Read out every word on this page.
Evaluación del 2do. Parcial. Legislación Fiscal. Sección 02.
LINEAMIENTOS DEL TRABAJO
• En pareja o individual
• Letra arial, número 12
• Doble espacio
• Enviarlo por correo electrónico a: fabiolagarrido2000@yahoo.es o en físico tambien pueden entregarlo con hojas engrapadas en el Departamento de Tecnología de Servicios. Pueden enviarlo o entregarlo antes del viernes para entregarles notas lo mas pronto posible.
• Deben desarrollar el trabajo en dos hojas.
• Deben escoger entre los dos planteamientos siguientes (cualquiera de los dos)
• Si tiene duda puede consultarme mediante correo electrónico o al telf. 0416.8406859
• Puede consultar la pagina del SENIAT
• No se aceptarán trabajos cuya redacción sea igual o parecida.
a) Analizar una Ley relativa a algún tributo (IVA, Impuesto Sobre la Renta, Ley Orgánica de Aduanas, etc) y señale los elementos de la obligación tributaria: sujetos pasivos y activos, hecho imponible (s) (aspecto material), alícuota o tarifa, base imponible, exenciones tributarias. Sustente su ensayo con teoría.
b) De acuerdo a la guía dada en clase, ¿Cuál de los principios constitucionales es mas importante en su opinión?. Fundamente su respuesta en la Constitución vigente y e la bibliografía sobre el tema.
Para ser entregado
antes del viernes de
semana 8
---
What the exercise asks:
Only the number is required: the count of lines containing the word "antes".

Response:
2